(Source data)
━━━━━━━━━━━━━━━━━━━━

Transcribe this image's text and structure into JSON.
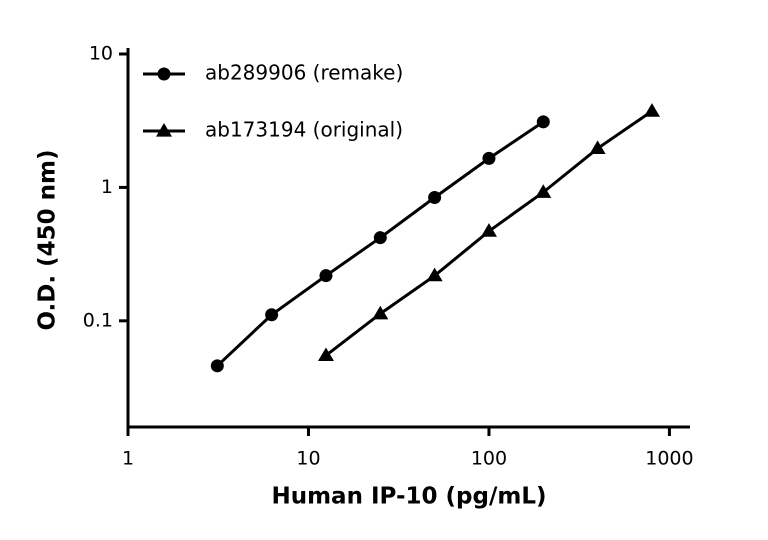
{
  "chart_data": {
    "type": "line",
    "x_label": "Human IP-10 (pg/mL)",
    "y_label": "O.D. (450 nm)",
    "log_x": true,
    "log_y": true,
    "legend": "upper-left",
    "xlim": [
      1,
      1300
    ],
    "xticks": [
      1,
      10,
      100,
      1000
    ],
    "ylim": [
      0.016,
      10
    ],
    "yticks": [
      0.1,
      1,
      10
    ],
    "series": [
      {
        "name": "ab289906 (remake)",
        "color": "#000000",
        "marker": "circle",
        "x": [
          3.125,
          6.25,
          12.5,
          25,
          50,
          100,
          200
        ],
        "values": [
          0.046,
          0.111,
          0.218,
          0.42,
          0.84,
          1.65,
          3.1
        ]
      },
      {
        "name": "ab173194 (original)",
        "color": "#000000",
        "marker": "triangle",
        "x": [
          12.5,
          25,
          50,
          100,
          200,
          400,
          800
        ],
        "values": [
          0.055,
          0.113,
          0.218,
          0.47,
          0.92,
          1.96,
          3.73
        ]
      }
    ]
  }
}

━━━━━━━━━━━━━━━━━━━━

CHALLENGE:
Copy the data word for word. Pictures do not go in the copy.

RESPONSE TO THIS TASK:
Transcribe this image's text and structure into JSON.
{
  "chart_data": {
    "type": "line",
    "x_label": "Human IP-10 (pg/mL)",
    "y_label": "O.D. (450 nm)",
    "log_x": true,
    "log_y": true,
    "legend": "upper-left",
    "xlim": [
      1,
      1300
    ],
    "xticks": [
      1,
      10,
      100,
      1000
    ],
    "ylim": [
      0.016,
      10
    ],
    "yticks": [
      0.1,
      1,
      10
    ],
    "series": [
      {
        "name": "ab289906 (remake)",
        "color": "#000000",
        "marker": "circle",
        "x": [
          3.125,
          6.25,
          12.5,
          25,
          50,
          100,
          200
        ],
        "values": [
          0.046,
          0.111,
          0.218,
          0.42,
          0.84,
          1.65,
          3.1
        ]
      },
      {
        "name": "ab173194 (original)",
        "color": "#000000",
        "marker": "triangle",
        "x": [
          12.5,
          25,
          50,
          100,
          200,
          400,
          800
        ],
        "values": [
          0.055,
          0.113,
          0.218,
          0.47,
          0.92,
          1.96,
          3.73
        ]
      }
    ]
  }
}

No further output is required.